** DATASET EXCERPTS **
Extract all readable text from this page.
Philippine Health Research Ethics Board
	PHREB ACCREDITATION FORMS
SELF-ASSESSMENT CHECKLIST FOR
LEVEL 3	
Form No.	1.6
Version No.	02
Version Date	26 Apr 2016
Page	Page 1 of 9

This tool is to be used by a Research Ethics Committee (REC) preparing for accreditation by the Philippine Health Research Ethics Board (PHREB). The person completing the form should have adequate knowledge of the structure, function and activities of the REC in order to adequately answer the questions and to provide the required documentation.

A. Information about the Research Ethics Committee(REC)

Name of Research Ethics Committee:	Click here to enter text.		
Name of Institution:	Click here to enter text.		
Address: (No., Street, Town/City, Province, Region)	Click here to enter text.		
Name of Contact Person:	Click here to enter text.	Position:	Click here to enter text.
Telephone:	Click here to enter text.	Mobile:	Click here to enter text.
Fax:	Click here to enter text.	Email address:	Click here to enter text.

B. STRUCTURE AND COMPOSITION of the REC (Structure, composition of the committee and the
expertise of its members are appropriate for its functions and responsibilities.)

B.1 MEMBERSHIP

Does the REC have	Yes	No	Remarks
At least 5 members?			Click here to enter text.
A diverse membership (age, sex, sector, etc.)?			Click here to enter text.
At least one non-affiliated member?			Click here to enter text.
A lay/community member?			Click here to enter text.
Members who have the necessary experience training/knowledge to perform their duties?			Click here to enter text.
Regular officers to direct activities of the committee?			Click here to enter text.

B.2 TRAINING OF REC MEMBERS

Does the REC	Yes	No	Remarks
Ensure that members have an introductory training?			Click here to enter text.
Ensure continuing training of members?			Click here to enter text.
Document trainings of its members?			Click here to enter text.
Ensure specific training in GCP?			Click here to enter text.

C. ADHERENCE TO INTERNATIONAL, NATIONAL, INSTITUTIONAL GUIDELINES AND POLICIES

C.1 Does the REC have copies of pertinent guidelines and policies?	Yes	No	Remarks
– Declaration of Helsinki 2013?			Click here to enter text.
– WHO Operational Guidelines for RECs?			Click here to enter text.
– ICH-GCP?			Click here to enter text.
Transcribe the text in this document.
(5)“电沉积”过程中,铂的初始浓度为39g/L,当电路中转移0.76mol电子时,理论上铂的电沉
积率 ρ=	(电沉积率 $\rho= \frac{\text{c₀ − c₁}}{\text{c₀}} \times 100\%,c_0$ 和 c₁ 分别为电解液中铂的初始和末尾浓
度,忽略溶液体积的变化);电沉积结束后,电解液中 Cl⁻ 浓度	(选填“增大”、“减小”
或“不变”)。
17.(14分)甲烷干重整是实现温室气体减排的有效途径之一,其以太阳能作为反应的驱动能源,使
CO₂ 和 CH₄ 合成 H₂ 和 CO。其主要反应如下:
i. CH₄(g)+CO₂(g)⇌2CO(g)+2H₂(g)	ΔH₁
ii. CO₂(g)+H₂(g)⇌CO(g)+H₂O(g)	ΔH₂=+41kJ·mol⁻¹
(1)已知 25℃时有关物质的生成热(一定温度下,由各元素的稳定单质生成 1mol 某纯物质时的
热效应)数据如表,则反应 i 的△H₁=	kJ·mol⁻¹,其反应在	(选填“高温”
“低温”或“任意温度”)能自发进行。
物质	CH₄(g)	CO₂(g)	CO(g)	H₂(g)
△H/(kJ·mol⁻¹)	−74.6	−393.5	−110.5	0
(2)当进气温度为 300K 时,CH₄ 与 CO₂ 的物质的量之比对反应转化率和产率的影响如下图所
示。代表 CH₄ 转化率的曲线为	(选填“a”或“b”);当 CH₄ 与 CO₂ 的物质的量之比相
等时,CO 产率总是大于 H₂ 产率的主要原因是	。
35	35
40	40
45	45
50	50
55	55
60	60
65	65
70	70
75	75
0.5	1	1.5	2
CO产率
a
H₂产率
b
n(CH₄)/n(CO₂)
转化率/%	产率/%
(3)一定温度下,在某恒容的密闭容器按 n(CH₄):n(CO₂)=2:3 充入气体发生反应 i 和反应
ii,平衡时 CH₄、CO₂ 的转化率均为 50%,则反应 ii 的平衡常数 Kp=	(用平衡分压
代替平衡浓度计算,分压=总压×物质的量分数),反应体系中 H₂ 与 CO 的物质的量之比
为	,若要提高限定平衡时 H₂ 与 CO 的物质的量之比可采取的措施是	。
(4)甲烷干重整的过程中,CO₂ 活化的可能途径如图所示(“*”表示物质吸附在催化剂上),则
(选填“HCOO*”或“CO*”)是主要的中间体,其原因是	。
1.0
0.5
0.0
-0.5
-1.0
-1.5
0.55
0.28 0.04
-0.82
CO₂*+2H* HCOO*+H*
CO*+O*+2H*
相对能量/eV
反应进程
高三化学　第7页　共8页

** WRITTEN TASK **
Repeat back the data above, exact to the last character.

** FINAL ANSWER **
Extract all readable text from this page.
Philippine Health Research Ethics Board
	PHREB ACCREDITATION FORMS
SELF-ASSESSMENT CHECKLIST FOR
LEVEL 3	
Form No.	1.6
Version No.	02
Version Date	26 Apr 2016
Page	Page 1 of 9

This tool is to be used by a Research Ethics Committee (REC) preparing for accreditation by the Philippine Health Research Ethics Board (PHREB). The person completing the form should have adequate knowledge of the structure, function and activities of the REC in order to adequately answer the questions and to provide the required documentation.

A. Information about the Research Ethics Committee(REC)

Name of Research Ethics Committee:	Click here to enter text.		
Name of Institution:	Click here to enter text.		
Address: (No., Street, Town/City, Province, Region)	Click here to enter text.		
Name of Contact Person:	Click here to enter text.	Position:	Click here to enter text.
Telephone:	Click here to enter text.	Mobile:	Click here to enter text.
Fax:	Click here to enter text.	Email address:	Click here to enter text.

B. STRUCTURE AND COMPOSITION of the REC (Structure, composition of the committee and the
expertise of its members are appropriate for its functions and responsibilities.)

B.1 MEMBERSHIP

Does the REC have	Yes	No	Remarks
At least 5 members?			Click here to enter text.
A diverse membership (age, sex, sector, etc.)?			Click here to enter text.
At least one non-affiliated member?			Click here to enter text.
A lay/community member?			Click here to enter text.
Members who have the necessary experience training/knowledge to perform their duties?			Click here to enter text.
Regular officers to direct activities of the committee?			Click here to enter text.

B.2 TRAINING OF REC MEMBERS

Does the REC	Yes	No	Remarks
Ensure that members have an introductory training?			Click here to enter text.
Ensure continuing training of members?			Click here to enter text.
Document trainings of its members?			Click here to enter text.
Ensure specific training in GCP?			Click here to enter text.

C. ADHERENCE TO INTERNATIONAL, NATIONAL, INSTITUTIONAL GUIDELINES AND POLICIES

C.1 Does the REC have copies of pertinent guidelines and policies?	Yes	No	Remarks
– Declaration of Helsinki 2013?			Click here to enter text.
– WHO Operational Guidelines for RECs?			Click here to enter text.
– ICH-GCP?			Click here to enter text.
Transcribe the text in this document.
(5)“电沉积”过程中,铂的初始浓度为39g/L,当电路中转移0.76mol电子时,理论上铂的电沉
积率 ρ=	(电沉积率 $\rho= \frac{\text{c₀ − c₁}}{\text{c₀}} \times 100\%,c_0$ 和 c₁ 分别为电解液中铂的初始和末尾浓
度,忽略溶液体积的变化);电沉积结束后,电解液中 Cl⁻ 浓度	(选填“增大”、“减小”
或“不变”)。
17.(14分)甲烷干重整是实现温室气体减排的有效途径之一,其以太阳能作为反应的驱动能源,使
CO₂ 和 CH₄ 合成 H₂ 和 CO。其主要反应如下:
i. CH₄(g)+CO₂(g)⇌2CO(g)+2H₂(g)	ΔH₁
ii. CO₂(g)+H₂(g)⇌CO(g)+H₂O(g)	ΔH₂=+41kJ·mol⁻¹
(1)已知 25℃时有关物质的生成热(一定温度下,由各元素的稳定单质生成 1mol 某纯物质时的
热效应)数据如表,则反应 i 的△H₁=	kJ·mol⁻¹,其反应在	(选填“高温”
“低温”或“任意温度”)能自发进行。
物质	CH₄(g)	CO₂(g)	CO(g)	H₂(g)
△H/(kJ·mol⁻¹)	−74.6	−393.5	−110.5	0
(2)当进气温度为 300K 时,CH₄ 与 CO₂ 的物质的量之比对反应转化率和产率的影响如下图所
示。代表 CH₄ 转化率的曲线为	(选填“a”或“b”);当 CH₄ 与 CO₂ 的物质的量之比相
等时,CO 产率总是大于 H₂ 产率的主要原因是	。
35	35
40	40
45	45
50	50
55	55
60	60
65	65
70	70
75	75
0.5	1	1.5	2
CO产率
a
H₂产率
b
n(CH₄)/n(CO₂)
转化率/%	产率/%
(3)一定温度下,在某恒容的密闭容器按 n(CH₄):n(CO₂)=2:3 充入气体发生反应 i 和反应
ii,平衡时 CH₄、CO₂ 的转化率均为 50%,则反应 ii 的平衡常数 Kp=	(用平衡分压
代替平衡浓度计算,分压=总压×物质的量分数),反应体系中 H₂ 与 CO 的物质的量之比
为	,若要提高限定平衡时 H₂ 与 CO 的物质的量之比可采取的措施是	。
(4)甲烷干重整的过程中,CO₂ 活化的可能途径如图所示(“*”表示物质吸附在催化剂上),则
(选填“HCOO*”或“CO*”)是主要的中间体,其原因是	。
1.0
0.5
0.0
-0.5
-1.0
-1.5
0.55
0.28 0.04
-0.82
CO₂*+2H* HCOO*+H*
CO*+O*+2H*
相对能量/eV
反应进程
高三化学　第7页　共8页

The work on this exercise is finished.